#### [Written request]
Find every line of the listing below where "更改系统默认值" appears, and copy it.

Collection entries
START

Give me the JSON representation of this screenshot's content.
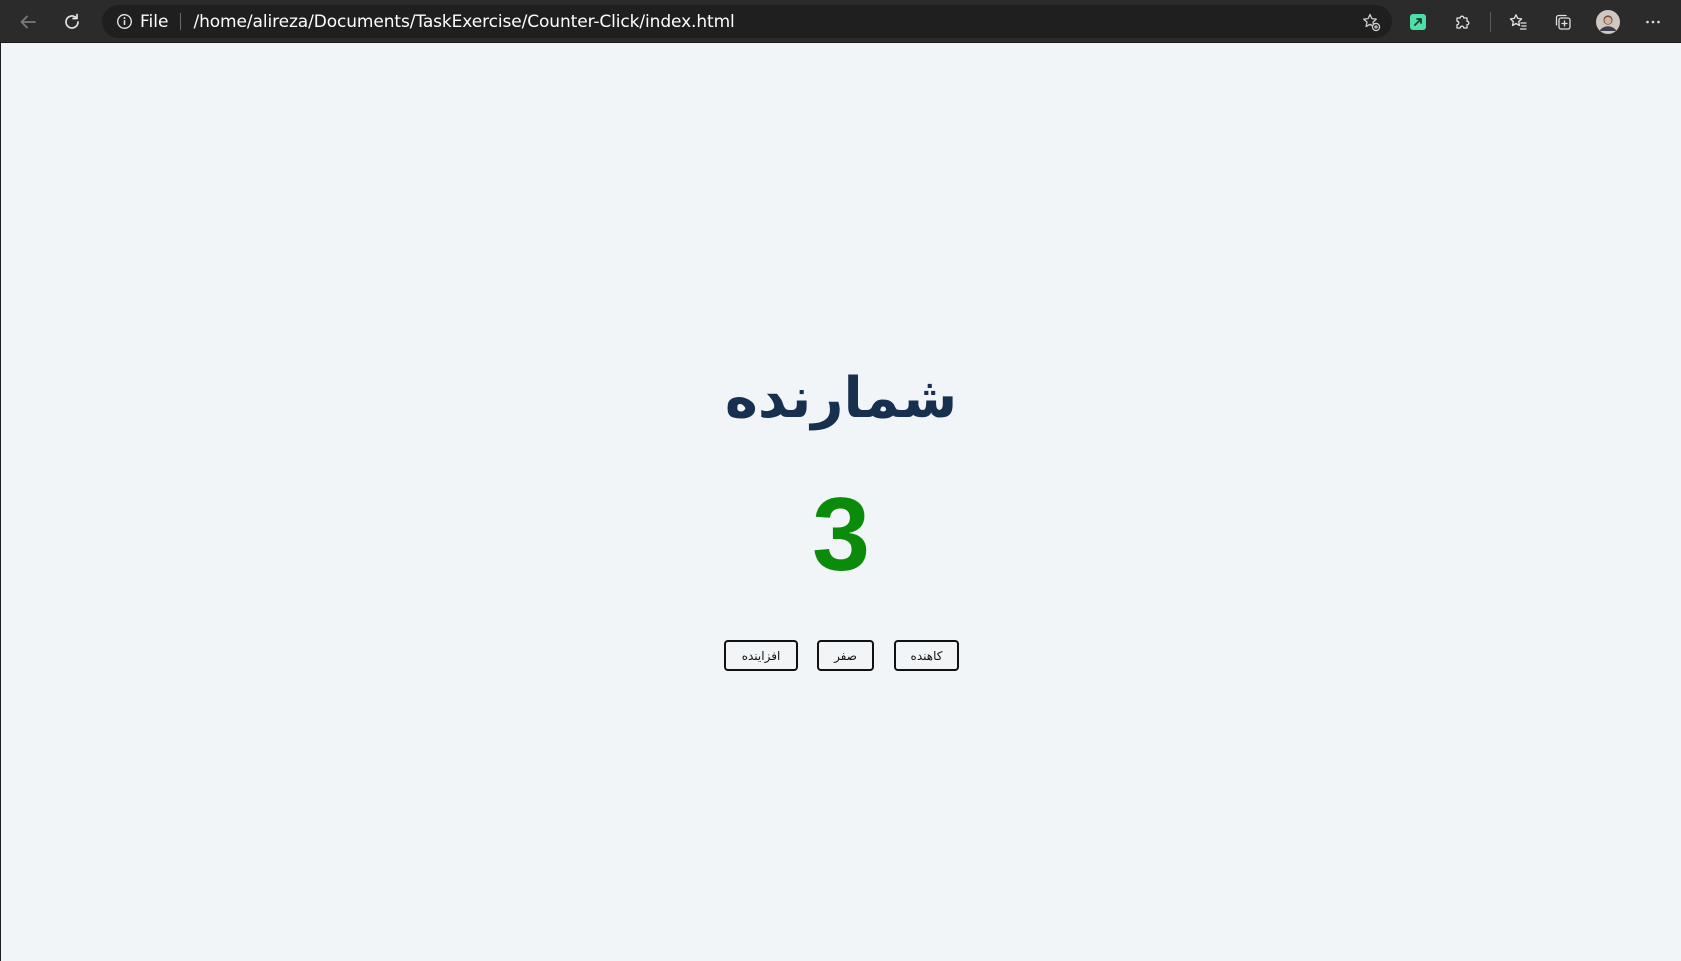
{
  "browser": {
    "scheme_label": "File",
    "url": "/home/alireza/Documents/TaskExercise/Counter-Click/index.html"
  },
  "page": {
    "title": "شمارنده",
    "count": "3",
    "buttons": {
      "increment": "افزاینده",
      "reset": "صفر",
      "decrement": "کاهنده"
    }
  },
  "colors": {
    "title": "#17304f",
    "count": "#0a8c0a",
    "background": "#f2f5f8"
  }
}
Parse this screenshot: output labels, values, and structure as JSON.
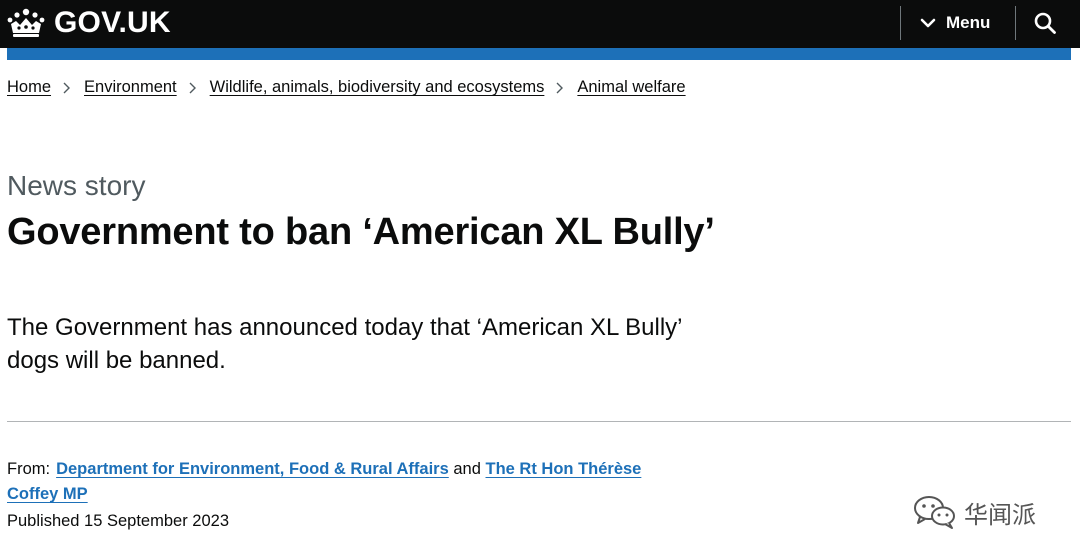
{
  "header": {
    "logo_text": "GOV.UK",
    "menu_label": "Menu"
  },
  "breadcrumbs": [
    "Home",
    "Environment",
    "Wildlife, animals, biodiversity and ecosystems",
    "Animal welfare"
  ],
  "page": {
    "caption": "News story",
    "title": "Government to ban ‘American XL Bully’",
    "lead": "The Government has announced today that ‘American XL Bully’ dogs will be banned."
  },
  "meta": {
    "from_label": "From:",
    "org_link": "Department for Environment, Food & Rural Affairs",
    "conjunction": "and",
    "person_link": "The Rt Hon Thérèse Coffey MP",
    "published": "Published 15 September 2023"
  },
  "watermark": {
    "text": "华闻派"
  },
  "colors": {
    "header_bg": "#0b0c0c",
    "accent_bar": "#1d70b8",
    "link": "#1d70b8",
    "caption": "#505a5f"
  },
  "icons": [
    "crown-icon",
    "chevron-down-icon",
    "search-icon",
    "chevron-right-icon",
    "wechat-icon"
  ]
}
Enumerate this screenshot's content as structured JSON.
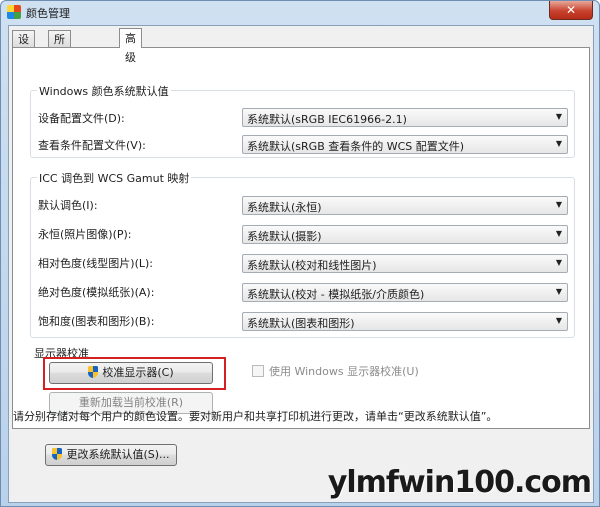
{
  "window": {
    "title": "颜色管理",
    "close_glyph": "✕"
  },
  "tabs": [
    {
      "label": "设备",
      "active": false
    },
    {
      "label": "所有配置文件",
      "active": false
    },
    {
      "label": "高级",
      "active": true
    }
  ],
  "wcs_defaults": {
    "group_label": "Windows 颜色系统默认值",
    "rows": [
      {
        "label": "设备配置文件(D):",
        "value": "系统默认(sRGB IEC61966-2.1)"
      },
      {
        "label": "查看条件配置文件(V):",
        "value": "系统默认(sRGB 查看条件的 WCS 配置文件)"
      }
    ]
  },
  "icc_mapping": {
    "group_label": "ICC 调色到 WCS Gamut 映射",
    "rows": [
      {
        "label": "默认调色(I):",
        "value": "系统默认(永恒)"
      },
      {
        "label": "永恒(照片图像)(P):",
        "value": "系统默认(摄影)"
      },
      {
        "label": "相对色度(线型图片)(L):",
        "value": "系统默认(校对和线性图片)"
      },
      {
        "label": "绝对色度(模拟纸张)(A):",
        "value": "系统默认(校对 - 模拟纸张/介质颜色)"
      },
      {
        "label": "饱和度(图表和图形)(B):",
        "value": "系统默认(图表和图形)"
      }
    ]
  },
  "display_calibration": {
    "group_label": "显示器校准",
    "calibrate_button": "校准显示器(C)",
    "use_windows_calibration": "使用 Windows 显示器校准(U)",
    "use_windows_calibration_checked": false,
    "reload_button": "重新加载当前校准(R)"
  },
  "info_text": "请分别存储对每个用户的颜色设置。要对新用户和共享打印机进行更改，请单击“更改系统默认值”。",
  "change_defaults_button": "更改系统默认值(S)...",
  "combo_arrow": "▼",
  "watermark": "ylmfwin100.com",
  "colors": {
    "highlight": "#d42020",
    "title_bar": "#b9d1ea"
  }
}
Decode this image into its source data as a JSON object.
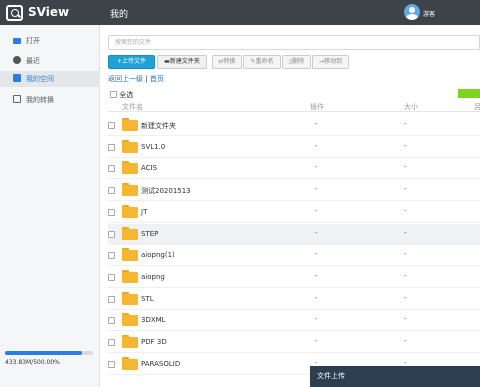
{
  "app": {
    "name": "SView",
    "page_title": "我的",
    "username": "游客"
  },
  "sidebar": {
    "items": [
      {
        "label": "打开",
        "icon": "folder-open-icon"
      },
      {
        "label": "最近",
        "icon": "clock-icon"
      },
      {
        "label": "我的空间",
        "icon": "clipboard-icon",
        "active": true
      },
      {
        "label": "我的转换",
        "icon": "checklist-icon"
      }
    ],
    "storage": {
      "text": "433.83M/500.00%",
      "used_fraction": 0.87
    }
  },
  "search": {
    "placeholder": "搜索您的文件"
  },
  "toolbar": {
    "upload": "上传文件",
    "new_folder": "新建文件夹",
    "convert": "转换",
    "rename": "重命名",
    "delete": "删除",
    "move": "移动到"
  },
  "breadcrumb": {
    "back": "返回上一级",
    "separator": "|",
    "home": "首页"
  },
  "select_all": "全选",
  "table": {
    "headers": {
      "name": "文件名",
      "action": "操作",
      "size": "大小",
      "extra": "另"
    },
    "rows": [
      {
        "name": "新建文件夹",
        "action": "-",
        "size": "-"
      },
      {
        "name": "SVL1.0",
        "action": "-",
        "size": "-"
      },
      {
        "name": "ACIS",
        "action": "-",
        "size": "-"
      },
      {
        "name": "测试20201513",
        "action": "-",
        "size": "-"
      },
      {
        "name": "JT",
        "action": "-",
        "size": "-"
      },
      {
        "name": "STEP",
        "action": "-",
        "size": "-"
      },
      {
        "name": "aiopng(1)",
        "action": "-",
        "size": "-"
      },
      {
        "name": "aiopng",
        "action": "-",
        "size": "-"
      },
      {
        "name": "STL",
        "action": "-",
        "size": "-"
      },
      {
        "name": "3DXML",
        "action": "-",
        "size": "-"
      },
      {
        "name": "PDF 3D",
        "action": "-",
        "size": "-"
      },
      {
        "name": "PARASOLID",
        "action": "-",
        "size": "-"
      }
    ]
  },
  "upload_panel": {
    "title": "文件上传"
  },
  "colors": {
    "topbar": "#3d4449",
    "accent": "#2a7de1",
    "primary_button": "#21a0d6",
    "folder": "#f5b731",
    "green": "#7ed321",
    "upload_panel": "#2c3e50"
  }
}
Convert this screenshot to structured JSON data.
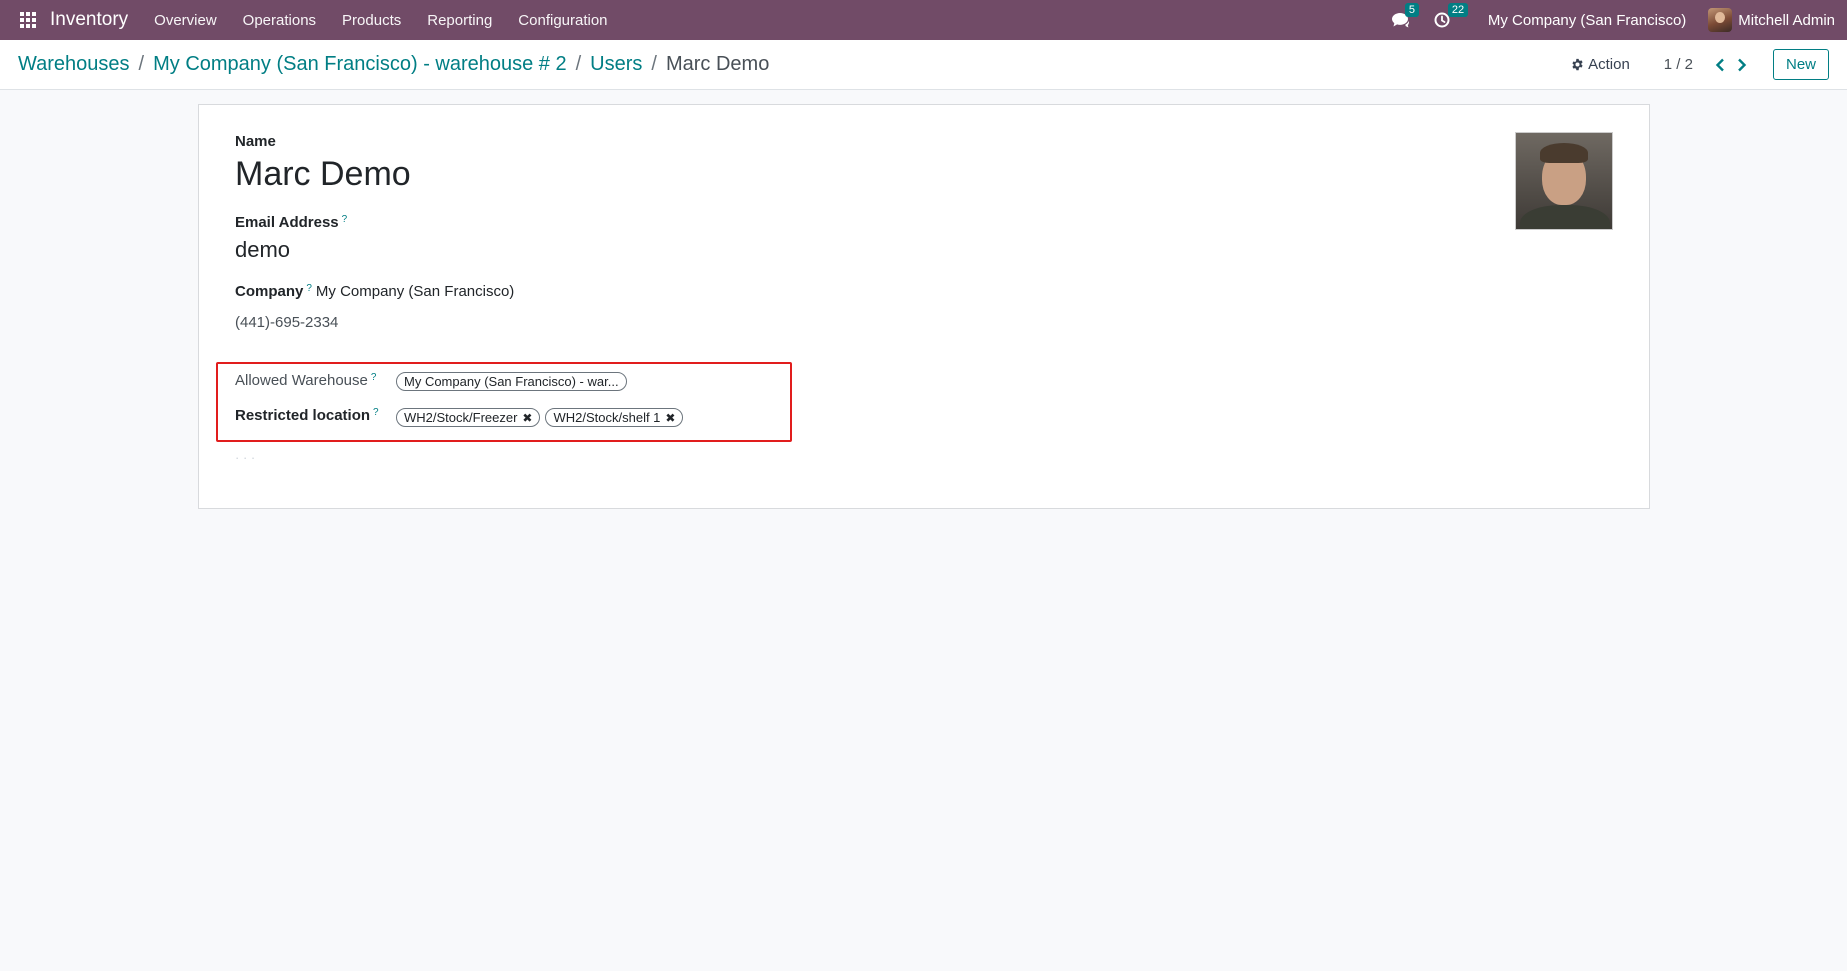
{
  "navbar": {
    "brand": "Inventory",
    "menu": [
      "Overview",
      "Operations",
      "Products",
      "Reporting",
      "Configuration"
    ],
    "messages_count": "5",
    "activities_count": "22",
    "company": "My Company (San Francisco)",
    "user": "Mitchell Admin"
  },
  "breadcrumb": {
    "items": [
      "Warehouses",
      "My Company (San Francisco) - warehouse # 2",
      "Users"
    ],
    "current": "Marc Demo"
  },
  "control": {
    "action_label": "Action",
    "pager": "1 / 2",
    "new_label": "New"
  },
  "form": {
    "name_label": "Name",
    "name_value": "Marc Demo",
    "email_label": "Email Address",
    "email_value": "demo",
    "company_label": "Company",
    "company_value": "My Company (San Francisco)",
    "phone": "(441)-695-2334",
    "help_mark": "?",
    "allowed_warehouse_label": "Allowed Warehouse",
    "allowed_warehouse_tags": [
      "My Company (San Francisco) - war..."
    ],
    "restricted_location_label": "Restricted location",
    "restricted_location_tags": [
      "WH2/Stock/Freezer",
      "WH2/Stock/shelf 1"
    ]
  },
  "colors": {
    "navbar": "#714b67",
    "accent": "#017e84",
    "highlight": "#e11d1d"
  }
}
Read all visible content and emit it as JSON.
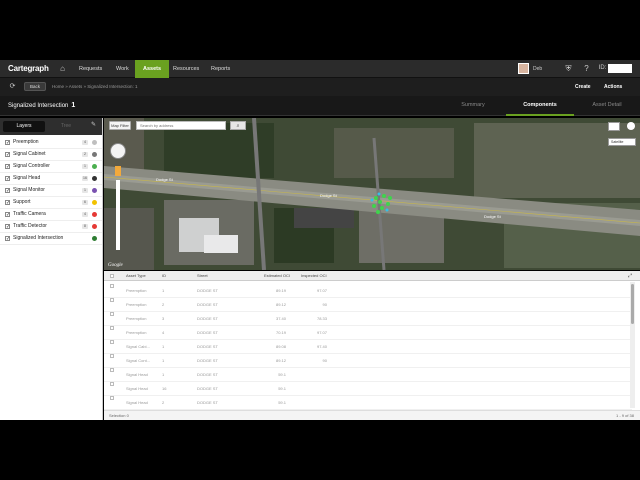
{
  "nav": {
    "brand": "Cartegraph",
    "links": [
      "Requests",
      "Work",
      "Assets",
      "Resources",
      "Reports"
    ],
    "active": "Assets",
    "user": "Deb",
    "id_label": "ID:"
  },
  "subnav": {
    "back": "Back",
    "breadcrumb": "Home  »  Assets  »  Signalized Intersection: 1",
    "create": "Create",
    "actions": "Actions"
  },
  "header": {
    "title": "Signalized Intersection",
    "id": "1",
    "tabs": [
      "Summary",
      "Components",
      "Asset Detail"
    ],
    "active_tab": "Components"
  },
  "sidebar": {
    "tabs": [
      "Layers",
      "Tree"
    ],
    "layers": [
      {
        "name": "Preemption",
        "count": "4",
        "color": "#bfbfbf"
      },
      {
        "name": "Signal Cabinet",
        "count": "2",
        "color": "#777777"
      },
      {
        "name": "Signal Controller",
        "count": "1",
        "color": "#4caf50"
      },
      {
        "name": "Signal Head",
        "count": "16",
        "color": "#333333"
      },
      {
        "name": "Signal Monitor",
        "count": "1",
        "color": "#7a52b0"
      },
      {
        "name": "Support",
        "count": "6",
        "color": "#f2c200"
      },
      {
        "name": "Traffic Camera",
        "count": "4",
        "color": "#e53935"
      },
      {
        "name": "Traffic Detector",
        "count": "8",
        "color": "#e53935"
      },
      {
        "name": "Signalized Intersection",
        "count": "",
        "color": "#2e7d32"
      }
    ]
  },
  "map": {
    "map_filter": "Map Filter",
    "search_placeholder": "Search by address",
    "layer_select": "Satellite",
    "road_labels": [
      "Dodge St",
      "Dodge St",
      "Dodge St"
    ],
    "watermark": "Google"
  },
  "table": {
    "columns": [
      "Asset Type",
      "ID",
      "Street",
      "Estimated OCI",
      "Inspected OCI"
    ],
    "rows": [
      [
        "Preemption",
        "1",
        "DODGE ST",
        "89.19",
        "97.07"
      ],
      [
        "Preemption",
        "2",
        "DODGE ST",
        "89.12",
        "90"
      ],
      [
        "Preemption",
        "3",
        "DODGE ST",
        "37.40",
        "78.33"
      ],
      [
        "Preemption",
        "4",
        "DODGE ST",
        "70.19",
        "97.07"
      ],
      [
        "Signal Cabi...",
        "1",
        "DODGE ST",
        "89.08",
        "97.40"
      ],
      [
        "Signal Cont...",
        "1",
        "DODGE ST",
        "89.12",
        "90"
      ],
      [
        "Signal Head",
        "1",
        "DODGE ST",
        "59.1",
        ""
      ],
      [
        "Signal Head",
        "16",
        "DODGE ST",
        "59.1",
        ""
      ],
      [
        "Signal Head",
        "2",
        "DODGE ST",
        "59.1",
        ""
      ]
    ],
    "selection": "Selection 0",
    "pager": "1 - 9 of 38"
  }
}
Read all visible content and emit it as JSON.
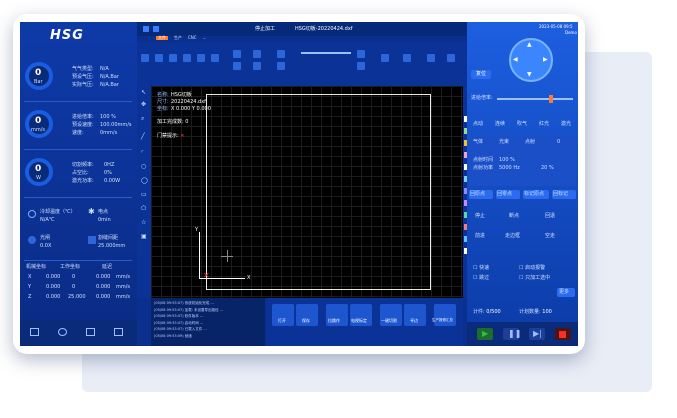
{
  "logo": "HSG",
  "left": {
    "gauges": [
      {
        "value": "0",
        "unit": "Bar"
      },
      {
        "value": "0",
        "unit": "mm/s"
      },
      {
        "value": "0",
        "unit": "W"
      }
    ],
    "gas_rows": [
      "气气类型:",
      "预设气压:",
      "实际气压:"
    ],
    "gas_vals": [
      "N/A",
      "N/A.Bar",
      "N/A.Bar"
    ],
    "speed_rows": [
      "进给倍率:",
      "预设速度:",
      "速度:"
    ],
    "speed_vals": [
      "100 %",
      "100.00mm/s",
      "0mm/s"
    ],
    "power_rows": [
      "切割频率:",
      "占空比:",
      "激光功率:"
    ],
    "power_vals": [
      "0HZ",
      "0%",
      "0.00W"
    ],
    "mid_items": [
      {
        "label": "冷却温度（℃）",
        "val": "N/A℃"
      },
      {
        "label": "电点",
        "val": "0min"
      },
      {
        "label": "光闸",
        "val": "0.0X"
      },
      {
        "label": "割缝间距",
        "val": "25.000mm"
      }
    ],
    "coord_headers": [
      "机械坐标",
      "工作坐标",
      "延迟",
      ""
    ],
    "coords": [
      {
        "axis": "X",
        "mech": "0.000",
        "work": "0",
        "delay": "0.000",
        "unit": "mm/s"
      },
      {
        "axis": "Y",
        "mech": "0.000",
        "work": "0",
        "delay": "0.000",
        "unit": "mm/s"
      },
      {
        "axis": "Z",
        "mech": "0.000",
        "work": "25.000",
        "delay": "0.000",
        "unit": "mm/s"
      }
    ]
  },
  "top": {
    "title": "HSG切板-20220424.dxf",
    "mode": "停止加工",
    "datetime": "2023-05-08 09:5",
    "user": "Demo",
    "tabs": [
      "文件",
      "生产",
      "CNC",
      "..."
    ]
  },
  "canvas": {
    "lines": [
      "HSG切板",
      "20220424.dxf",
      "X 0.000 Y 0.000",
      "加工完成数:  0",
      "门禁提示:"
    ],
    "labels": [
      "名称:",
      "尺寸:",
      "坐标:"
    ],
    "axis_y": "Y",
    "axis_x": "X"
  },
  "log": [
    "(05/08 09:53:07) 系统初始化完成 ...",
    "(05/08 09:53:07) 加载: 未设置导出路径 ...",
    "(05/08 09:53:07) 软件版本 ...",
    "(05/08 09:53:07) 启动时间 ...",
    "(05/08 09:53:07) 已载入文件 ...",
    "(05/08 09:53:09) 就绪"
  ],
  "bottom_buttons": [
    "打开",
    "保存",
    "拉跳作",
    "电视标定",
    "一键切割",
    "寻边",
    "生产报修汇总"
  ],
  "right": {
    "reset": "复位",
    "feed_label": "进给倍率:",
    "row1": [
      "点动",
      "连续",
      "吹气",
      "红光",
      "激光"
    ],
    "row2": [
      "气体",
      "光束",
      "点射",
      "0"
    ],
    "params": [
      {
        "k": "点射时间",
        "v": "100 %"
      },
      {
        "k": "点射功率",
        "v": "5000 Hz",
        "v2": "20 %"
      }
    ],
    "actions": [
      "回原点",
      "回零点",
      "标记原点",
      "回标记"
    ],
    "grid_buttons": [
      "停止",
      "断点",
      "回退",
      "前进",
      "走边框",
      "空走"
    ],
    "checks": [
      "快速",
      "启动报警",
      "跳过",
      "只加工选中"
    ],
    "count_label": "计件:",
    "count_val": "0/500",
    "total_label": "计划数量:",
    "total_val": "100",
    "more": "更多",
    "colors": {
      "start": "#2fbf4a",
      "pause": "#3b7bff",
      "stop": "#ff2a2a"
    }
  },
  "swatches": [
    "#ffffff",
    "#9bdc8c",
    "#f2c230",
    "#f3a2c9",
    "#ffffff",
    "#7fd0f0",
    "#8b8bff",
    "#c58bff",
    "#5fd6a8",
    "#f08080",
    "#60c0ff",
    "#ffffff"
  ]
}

END

#### [Result for this exercise]
  "info_text": "请分别存储对每个用户的颜色设置。要对新用户和共享打印机进行更改，请单击“更改系统默认值”。",
  "change_defaults_button": "更改系统默认值(S)...",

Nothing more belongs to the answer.